TASK DESCRIPTION:
Every entry below must be repeated exactly; skip the pictures.

[start of EXCERPTED RECORDS]

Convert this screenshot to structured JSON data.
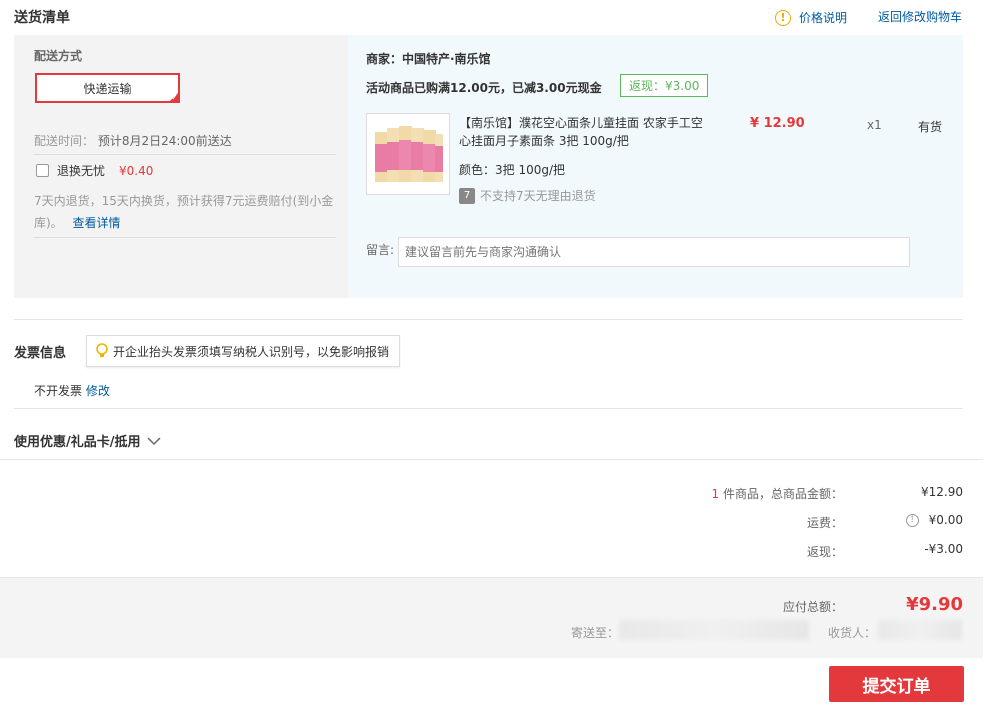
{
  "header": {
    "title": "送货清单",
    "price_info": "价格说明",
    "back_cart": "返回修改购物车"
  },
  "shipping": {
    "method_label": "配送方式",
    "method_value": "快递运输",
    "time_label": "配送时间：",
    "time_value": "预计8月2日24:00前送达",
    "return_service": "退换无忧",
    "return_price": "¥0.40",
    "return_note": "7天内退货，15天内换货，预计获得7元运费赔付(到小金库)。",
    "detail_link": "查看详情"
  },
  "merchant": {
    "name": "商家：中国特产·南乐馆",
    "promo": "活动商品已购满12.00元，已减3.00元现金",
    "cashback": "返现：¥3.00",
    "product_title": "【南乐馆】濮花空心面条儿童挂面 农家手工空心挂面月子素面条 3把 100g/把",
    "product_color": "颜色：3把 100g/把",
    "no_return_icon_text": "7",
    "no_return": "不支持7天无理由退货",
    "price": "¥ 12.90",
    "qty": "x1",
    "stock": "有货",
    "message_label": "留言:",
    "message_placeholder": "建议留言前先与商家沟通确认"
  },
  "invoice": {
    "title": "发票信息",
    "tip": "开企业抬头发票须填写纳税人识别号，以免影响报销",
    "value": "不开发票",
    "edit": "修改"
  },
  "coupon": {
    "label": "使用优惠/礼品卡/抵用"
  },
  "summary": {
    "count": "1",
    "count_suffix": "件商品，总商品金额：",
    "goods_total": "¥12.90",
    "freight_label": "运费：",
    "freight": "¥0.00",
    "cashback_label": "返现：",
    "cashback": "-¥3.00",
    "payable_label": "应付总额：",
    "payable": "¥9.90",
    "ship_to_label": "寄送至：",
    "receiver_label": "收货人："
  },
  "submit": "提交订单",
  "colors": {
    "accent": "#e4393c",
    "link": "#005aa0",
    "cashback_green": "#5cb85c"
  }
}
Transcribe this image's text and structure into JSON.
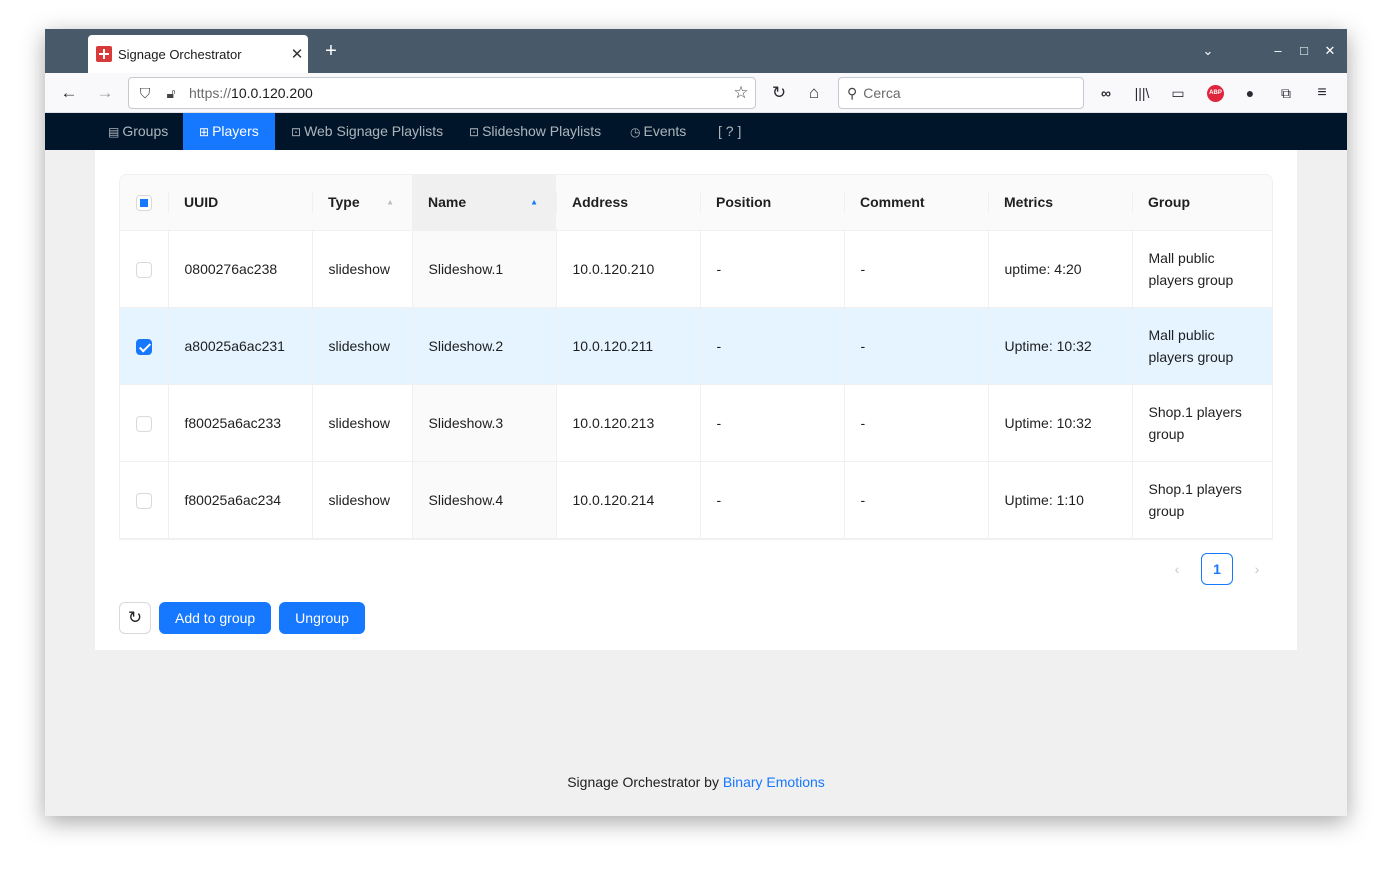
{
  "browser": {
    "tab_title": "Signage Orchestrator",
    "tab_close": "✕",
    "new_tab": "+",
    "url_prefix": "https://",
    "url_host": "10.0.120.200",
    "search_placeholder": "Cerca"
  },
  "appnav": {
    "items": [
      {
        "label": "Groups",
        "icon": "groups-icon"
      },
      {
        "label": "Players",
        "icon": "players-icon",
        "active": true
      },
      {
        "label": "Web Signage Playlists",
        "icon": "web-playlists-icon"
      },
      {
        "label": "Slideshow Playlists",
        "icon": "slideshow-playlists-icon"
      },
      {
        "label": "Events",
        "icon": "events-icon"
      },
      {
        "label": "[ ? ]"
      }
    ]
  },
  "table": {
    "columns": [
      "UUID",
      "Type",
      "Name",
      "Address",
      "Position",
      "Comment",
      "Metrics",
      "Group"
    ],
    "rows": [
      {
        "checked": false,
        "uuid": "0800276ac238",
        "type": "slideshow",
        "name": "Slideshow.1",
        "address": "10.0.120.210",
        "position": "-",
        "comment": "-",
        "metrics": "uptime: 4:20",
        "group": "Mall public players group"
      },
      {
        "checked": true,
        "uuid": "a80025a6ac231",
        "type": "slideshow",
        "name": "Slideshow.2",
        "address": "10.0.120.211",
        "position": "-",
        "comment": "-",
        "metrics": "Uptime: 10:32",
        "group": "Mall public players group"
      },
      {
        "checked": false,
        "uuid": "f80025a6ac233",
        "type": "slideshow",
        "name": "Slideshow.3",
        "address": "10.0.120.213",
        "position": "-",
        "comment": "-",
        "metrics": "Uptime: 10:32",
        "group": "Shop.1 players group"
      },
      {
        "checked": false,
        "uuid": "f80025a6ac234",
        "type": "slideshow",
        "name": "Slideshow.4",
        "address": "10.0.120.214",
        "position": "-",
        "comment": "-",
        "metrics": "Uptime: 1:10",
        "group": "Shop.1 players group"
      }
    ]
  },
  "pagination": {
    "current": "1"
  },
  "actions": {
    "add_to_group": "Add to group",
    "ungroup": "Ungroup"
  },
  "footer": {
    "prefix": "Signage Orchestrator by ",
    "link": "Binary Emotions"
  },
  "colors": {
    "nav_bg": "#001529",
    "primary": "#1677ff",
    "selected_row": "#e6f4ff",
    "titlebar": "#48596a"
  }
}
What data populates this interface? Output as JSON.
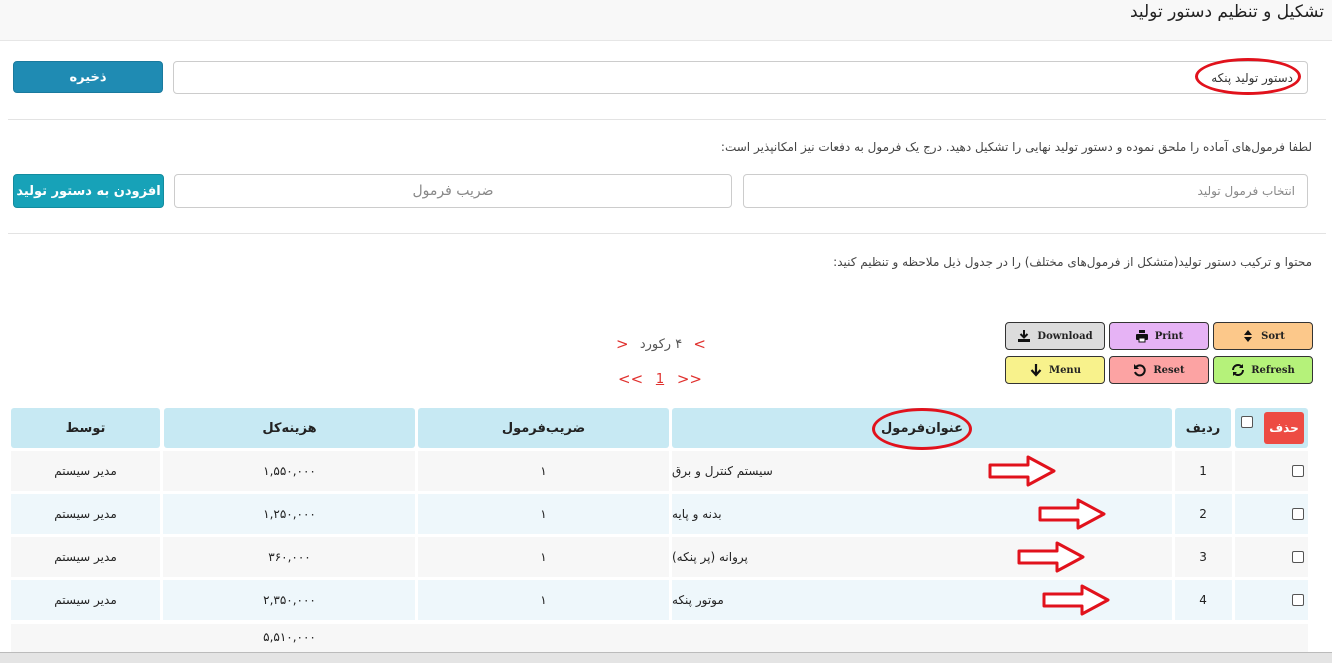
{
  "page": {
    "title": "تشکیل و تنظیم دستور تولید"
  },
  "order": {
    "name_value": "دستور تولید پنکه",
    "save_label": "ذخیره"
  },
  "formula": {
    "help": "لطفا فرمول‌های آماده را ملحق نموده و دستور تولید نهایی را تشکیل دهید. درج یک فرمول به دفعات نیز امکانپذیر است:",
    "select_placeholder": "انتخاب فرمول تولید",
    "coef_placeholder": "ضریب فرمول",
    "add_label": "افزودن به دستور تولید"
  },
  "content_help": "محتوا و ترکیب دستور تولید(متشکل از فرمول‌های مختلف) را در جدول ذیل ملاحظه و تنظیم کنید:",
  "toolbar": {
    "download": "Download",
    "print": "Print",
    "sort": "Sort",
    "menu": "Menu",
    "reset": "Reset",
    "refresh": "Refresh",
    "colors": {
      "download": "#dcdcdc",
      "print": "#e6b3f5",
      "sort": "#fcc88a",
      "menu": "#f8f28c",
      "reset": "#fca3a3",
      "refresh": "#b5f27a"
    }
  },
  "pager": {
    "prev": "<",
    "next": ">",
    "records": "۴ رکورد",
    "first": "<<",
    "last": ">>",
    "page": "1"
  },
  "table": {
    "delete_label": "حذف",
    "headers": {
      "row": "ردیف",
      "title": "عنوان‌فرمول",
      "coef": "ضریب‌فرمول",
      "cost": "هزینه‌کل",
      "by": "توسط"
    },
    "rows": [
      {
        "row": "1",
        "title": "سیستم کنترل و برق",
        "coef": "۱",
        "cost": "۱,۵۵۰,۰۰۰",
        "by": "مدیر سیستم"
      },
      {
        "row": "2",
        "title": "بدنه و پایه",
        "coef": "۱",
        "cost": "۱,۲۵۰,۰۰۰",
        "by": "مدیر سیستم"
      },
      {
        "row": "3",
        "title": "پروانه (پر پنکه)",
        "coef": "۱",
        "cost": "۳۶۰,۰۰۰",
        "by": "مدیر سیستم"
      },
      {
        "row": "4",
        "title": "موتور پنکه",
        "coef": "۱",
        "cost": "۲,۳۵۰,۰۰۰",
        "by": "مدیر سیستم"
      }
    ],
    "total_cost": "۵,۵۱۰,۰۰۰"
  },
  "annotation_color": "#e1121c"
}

[end of EXCERPTED RECORDS]

SOLUTION TO THIS EXERCISE:
Convert this screenshot to structured JSON data.
{
  "header": {
    "title": "送货清单",
    "price_info": "价格说明",
    "back_cart": "返回修改购物车"
  },
  "shipping": {
    "method_label": "配送方式",
    "method_value": "快递运输",
    "time_label": "配送时间：",
    "time_value": "预计8月2日24:00前送达",
    "return_service": "退换无忧",
    "return_price": "¥0.40",
    "return_note": "7天内退货，15天内换货，预计获得7元运费赔付(到小金库)。",
    "detail_link": "查看详情"
  },
  "merchant": {
    "name": "商家：中国特产·南乐馆",
    "promo": "活动商品已购满12.00元，已减3.00元现金",
    "cashback": "返现：¥3.00",
    "product_title": "【南乐馆】濮花空心面条儿童挂面 农家手工空心挂面月子素面条 3把 100g/把",
    "product_color": "颜色：3把 100g/把",
    "no_return_icon_text": "7",
    "no_return": "不支持7天无理由退货",
    "price": "¥ 12.90",
    "qty": "x1",
    "stock": "有货",
    "message_label": "留言:",
    "message_placeholder": "建议留言前先与商家沟通确认"
  },
  "invoice": {
    "title": "发票信息",
    "tip": "开企业抬头发票须填写纳税人识别号，以免影响报销",
    "value": "不开发票",
    "edit": "修改"
  },
  "coupon": {
    "label": "使用优惠/礼品卡/抵用"
  },
  "summary": {
    "count": "1",
    "count_suffix": "件商品，总商品金额：",
    "goods_total": "¥12.90",
    "freight_label": "运费：",
    "freight": "¥0.00",
    "cashback_label": "返现：",
    "cashback": "-¥3.00",
    "payable_label": "应付总额：",
    "payable": "¥9.90",
    "ship_to_label": "寄送至：",
    "receiver_label": "收货人："
  },
  "submit": "提交订单",
  "colors": {
    "accent": "#e4393c",
    "link": "#005aa0",
    "cashback_green": "#5cb85c"
  }
}
Transcribe this image's text and structure into JSON.
{
  "browser": {
    "tab_title": "Signage Orchestrator",
    "tab_close": "✕",
    "new_tab": "+",
    "url_prefix": "https://",
    "url_host": "10.0.120.200",
    "search_placeholder": "Cerca"
  },
  "appnav": {
    "items": [
      {
        "label": "Groups",
        "icon": "groups-icon"
      },
      {
        "label": "Players",
        "icon": "players-icon",
        "active": true
      },
      {
        "label": "Web Signage Playlists",
        "icon": "web-playlists-icon"
      },
      {
        "label": "Slideshow Playlists",
        "icon": "slideshow-playlists-icon"
      },
      {
        "label": "Events",
        "icon": "events-icon"
      },
      {
        "label": "[ ? ]"
      }
    ]
  },
  "table": {
    "columns": [
      "UUID",
      "Type",
      "Name",
      "Address",
      "Position",
      "Comment",
      "Metrics",
      "Group"
    ],
    "rows": [
      {
        "checked": false,
        "uuid": "0800276ac238",
        "type": "slideshow",
        "name": "Slideshow.1",
        "address": "10.0.120.210",
        "position": "-",
        "comment": "-",
        "metrics": "uptime: 4:20",
        "group": "Mall public players group"
      },
      {
        "checked": true,
        "uuid": "a80025a6ac231",
        "type": "slideshow",
        "name": "Slideshow.2",
        "address": "10.0.120.211",
        "position": "-",
        "comment": "-",
        "metrics": "Uptime: 10:32",
        "group": "Mall public players group"
      },
      {
        "checked": false,
        "uuid": "f80025a6ac233",
        "type": "slideshow",
        "name": "Slideshow.3",
        "address": "10.0.120.213",
        "position": "-",
        "comment": "-",
        "metrics": "Uptime: 10:32",
        "group": "Shop.1 players group"
      },
      {
        "checked": false,
        "uuid": "f80025a6ac234",
        "type": "slideshow",
        "name": "Slideshow.4",
        "address": "10.0.120.214",
        "position": "-",
        "comment": "-",
        "metrics": "Uptime: 1:10",
        "group": "Shop.1 players group"
      }
    ]
  },
  "pagination": {
    "current": "1"
  },
  "actions": {
    "add_to_group": "Add to group",
    "ungroup": "Ungroup"
  },
  "footer": {
    "prefix": "Signage Orchestrator by ",
    "link": "Binary Emotions"
  },
  "colors": {
    "nav_bg": "#001529",
    "primary": "#1677ff",
    "selected_row": "#e6f4ff",
    "titlebar": "#48596a"
  }
}
What data populates this interface? Output as JSON.
{
  "page": {
    "title": "تشکیل و تنظیم دستور تولید"
  },
  "order": {
    "name_value": "دستور تولید پنکه",
    "save_label": "ذخیره"
  },
  "formula": {
    "help": "لطفا فرمول‌های آماده را ملحق نموده و دستور تولید نهایی را تشکیل دهید. درج یک فرمول به دفعات نیز امکانپذیر است:",
    "select_placeholder": "انتخاب فرمول تولید",
    "coef_placeholder": "ضریب فرمول",
    "add_label": "افزودن به دستور تولید"
  },
  "content_help": "محتوا و ترکیب دستور تولید(متشکل از فرمول‌های مختلف) را در جدول ذیل ملاحظه و تنظیم کنید:",
  "toolbar": {
    "download": "Download",
    "print": "Print",
    "sort": "Sort",
    "menu": "Menu",
    "reset": "Reset",
    "refresh": "Refresh",
    "colors": {
      "download": "#dcdcdc",
      "print": "#e6b3f5",
      "sort": "#fcc88a",
      "menu": "#f8f28c",
      "reset": "#fca3a3",
      "refresh": "#b5f27a"
    }
  },
  "pager": {
    "prev": "<",
    "next": ">",
    "records": "۴ رکورد",
    "first": "<<",
    "last": ">>",
    "page": "1"
  },
  "table": {
    "delete_label": "حذف",
    "headers": {
      "row": "ردیف",
      "title": "عنوان‌فرمول",
      "coef": "ضریب‌فرمول",
      "cost": "هزینه‌کل",
      "by": "توسط"
    },
    "rows": [
      {
        "row": "1",
        "title": "سیستم کنترل و برق",
        "coef": "۱",
        "cost": "۱,۵۵۰,۰۰۰",
        "by": "مدیر سیستم"
      },
      {
        "row": "2",
        "title": "بدنه و پایه",
        "coef": "۱",
        "cost": "۱,۲۵۰,۰۰۰",
        "by": "مدیر سیستم"
      },
      {
        "row": "3",
        "title": "پروانه (پر پنکه)",
        "coef": "۱",
        "cost": "۳۶۰,۰۰۰",
        "by": "مدیر سیستم"
      },
      {
        "row": "4",
        "title": "موتور پنکه",
        "coef": "۱",
        "cost": "۲,۳۵۰,۰۰۰",
        "by": "مدیر سیستم"
      }
    ],
    "total_cost": "۵,۵۱۰,۰۰۰"
  },
  "annotation_color": "#e1121c"
}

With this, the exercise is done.